Start of PROVIDED DATA

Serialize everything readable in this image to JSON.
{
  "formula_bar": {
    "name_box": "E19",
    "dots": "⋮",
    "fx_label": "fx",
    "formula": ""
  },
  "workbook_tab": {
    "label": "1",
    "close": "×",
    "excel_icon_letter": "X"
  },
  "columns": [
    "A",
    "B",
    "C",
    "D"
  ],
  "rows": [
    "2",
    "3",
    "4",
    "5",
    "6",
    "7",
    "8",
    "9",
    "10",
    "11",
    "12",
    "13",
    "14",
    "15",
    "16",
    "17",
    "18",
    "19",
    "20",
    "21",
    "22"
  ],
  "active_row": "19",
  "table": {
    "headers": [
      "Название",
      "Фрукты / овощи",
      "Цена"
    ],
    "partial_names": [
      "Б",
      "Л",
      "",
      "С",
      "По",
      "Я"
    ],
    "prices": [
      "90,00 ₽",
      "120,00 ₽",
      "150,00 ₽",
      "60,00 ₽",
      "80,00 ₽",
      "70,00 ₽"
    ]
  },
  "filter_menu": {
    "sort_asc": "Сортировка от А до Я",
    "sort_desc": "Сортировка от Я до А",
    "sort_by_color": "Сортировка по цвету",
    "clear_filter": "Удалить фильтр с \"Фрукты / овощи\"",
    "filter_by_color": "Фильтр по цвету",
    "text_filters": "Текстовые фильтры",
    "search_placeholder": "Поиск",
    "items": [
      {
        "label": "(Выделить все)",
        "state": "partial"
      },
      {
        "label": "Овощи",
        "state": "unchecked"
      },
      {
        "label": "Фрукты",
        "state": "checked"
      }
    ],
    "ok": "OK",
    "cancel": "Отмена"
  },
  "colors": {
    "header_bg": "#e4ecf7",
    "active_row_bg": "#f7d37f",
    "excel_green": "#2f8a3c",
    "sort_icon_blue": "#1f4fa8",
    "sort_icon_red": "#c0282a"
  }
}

End of PROVIDED DATA
Start of PROVIDED DATA

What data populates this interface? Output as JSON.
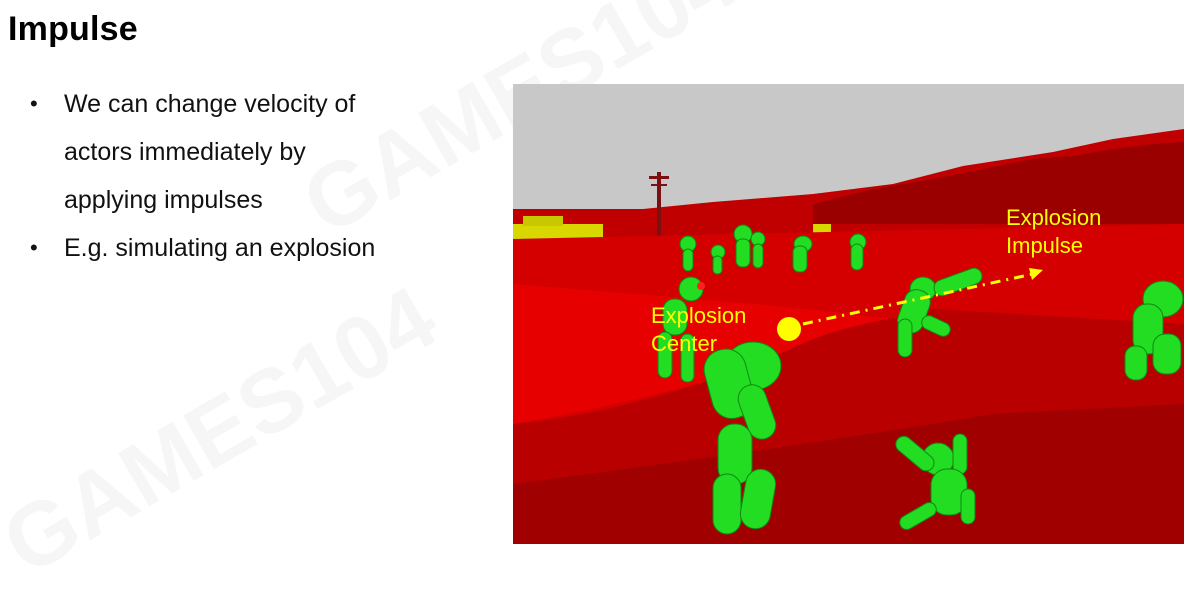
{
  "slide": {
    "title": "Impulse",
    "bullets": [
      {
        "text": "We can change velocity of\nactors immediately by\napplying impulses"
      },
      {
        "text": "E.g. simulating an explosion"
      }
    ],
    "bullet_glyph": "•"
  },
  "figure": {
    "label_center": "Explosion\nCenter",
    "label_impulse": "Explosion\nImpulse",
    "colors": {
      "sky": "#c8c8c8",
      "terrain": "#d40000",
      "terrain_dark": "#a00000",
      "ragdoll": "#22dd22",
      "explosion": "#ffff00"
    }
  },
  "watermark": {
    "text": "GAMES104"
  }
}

End of PROVIDED DATA

Identify how many lines in the entries above contain the word "цвету" and provide only that figure.

2